WORK REQUIRED =
Write out all records as given; omit images.

DATA SUPPLIED =
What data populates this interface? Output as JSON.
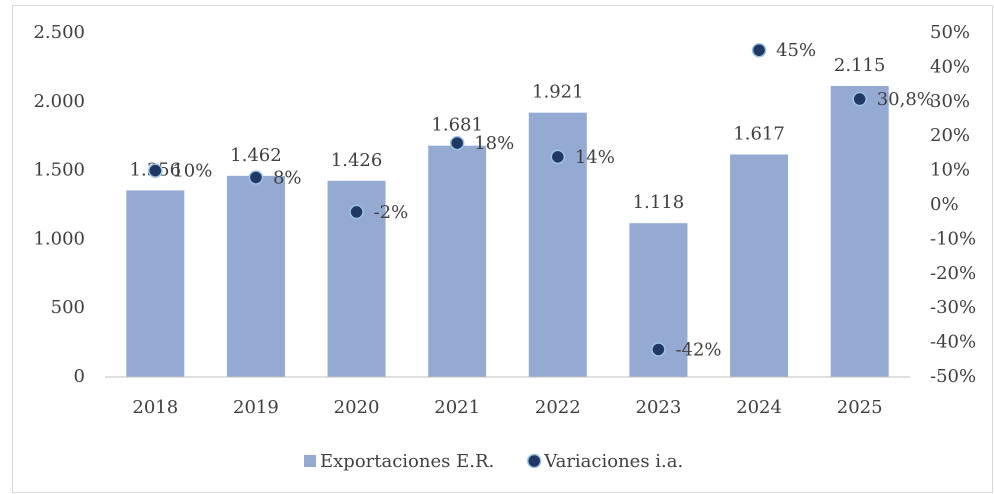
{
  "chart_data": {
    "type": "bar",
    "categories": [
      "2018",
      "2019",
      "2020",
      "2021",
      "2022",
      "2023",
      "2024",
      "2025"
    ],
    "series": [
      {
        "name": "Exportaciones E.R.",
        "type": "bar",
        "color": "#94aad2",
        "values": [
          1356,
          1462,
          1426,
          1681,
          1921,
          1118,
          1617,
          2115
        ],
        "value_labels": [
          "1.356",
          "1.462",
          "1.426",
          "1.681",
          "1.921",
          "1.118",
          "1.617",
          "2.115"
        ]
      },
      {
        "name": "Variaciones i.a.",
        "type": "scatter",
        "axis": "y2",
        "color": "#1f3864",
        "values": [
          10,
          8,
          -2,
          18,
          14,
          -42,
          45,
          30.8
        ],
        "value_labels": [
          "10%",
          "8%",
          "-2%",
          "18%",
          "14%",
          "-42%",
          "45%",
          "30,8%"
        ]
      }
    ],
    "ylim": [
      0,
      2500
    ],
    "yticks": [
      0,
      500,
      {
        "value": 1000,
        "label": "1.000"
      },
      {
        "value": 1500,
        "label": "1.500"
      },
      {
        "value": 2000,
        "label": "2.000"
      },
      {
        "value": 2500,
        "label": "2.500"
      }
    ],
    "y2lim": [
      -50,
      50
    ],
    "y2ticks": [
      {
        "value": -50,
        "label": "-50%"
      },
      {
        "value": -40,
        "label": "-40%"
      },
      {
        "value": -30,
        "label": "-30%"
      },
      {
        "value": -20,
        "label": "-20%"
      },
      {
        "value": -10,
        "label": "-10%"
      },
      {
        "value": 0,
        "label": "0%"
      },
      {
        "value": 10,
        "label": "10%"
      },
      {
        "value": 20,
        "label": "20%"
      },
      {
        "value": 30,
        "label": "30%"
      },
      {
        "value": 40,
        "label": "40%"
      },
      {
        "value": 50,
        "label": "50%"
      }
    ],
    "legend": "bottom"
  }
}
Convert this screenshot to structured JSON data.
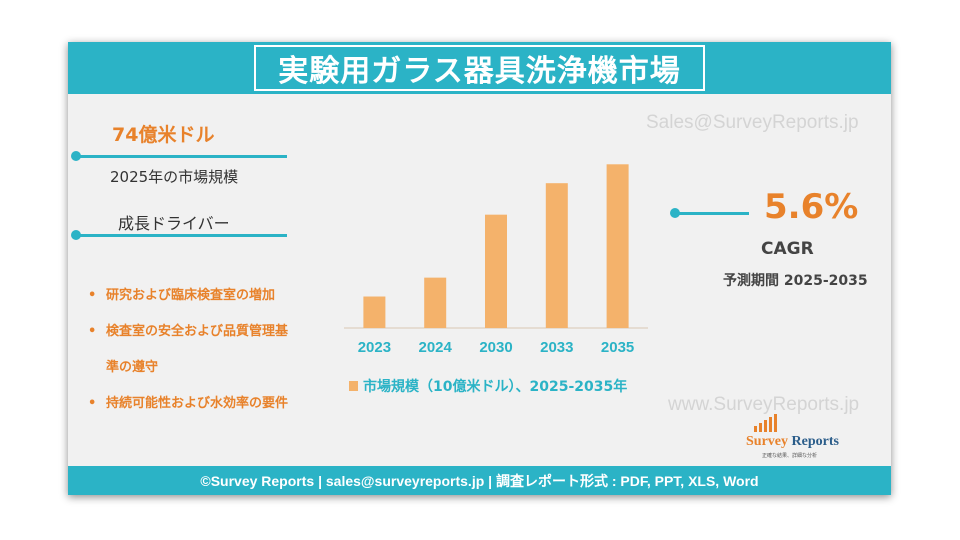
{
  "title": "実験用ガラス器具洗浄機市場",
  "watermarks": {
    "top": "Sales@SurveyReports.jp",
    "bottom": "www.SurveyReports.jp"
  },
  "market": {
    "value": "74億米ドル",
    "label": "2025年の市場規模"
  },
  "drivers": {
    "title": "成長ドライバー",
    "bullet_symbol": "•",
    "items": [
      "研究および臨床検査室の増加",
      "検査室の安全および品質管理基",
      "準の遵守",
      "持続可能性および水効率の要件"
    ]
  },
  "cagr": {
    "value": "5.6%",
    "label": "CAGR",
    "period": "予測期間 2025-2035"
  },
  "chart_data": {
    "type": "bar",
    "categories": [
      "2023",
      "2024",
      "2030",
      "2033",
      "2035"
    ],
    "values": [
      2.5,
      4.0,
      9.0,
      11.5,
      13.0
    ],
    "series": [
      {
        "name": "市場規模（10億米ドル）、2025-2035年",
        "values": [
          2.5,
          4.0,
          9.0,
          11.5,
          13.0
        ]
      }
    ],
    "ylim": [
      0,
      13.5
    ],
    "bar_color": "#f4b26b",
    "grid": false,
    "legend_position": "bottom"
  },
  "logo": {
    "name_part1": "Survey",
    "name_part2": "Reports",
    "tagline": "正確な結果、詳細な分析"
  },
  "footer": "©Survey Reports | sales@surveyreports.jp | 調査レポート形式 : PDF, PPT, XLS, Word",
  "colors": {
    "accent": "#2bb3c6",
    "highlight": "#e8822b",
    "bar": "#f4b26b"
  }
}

EXERCISE ANSWER =
What data populates this interface? Output as JSON.
{
  "chart_data": {
    "type": "bar",
    "categories": [
      "2018",
      "2019",
      "2020",
      "2021",
      "2022",
      "2023",
      "2024",
      "2025"
    ],
    "series": [
      {
        "name": "Exportaciones E.R.",
        "type": "bar",
        "color": "#94aad2",
        "values": [
          1356,
          1462,
          1426,
          1681,
          1921,
          1118,
          1617,
          2115
        ],
        "value_labels": [
          "1.356",
          "1.462",
          "1.426",
          "1.681",
          "1.921",
          "1.118",
          "1.617",
          "2.115"
        ]
      },
      {
        "name": "Variaciones i.a.",
        "type": "scatter",
        "axis": "y2",
        "color": "#1f3864",
        "values": [
          10,
          8,
          -2,
          18,
          14,
          -42,
          45,
          30.8
        ],
        "value_labels": [
          "10%",
          "8%",
          "-2%",
          "18%",
          "14%",
          "-42%",
          "45%",
          "30,8%"
        ]
      }
    ],
    "ylim": [
      0,
      2500
    ],
    "yticks": [
      0,
      500,
      {
        "value": 1000,
        "label": "1.000"
      },
      {
        "value": 1500,
        "label": "1.500"
      },
      {
        "value": 2000,
        "label": "2.000"
      },
      {
        "value": 2500,
        "label": "2.500"
      }
    ],
    "y2lim": [
      -50,
      50
    ],
    "y2ticks": [
      {
        "value": -50,
        "label": "-50%"
      },
      {
        "value": -40,
        "label": "-40%"
      },
      {
        "value": -30,
        "label": "-30%"
      },
      {
        "value": -20,
        "label": "-20%"
      },
      {
        "value": -10,
        "label": "-10%"
      },
      {
        "value": 0,
        "label": "0%"
      },
      {
        "value": 10,
        "label": "10%"
      },
      {
        "value": 20,
        "label": "20%"
      },
      {
        "value": 30,
        "label": "30%"
      },
      {
        "value": 40,
        "label": "40%"
      },
      {
        "value": 50,
        "label": "50%"
      }
    ],
    "legend": "bottom"
  }
}
Convert this screenshot to structured JSON data.
{
  "title": "実験用ガラス器具洗浄機市場",
  "watermarks": {
    "top": "Sales@SurveyReports.jp",
    "bottom": "www.SurveyReports.jp"
  },
  "market": {
    "value": "74億米ドル",
    "label": "2025年の市場規模"
  },
  "drivers": {
    "title": "成長ドライバー",
    "bullet_symbol": "•",
    "items": [
      "研究および臨床検査室の増加",
      "検査室の安全および品質管理基",
      "準の遵守",
      "持続可能性および水効率の要件"
    ]
  },
  "cagr": {
    "value": "5.6%",
    "label": "CAGR",
    "period": "予測期間 2025-2035"
  },
  "chart_data": {
    "type": "bar",
    "categories": [
      "2023",
      "2024",
      "2030",
      "2033",
      "2035"
    ],
    "values": [
      2.5,
      4.0,
      9.0,
      11.5,
      13.0
    ],
    "series": [
      {
        "name": "市場規模（10億米ドル）、2025-2035年",
        "values": [
          2.5,
          4.0,
          9.0,
          11.5,
          13.0
        ]
      }
    ],
    "ylim": [
      0,
      13.5
    ],
    "bar_color": "#f4b26b",
    "grid": false,
    "legend_position": "bottom"
  },
  "logo": {
    "name_part1": "Survey",
    "name_part2": "Reports",
    "tagline": "正確な結果、詳細な分析"
  },
  "footer": "©Survey Reports | sales@surveyreports.jp | 調査レポート形式 : PDF, PPT, XLS, Word",
  "colors": {
    "accent": "#2bb3c6",
    "highlight": "#e8822b",
    "bar": "#f4b26b"
  }
}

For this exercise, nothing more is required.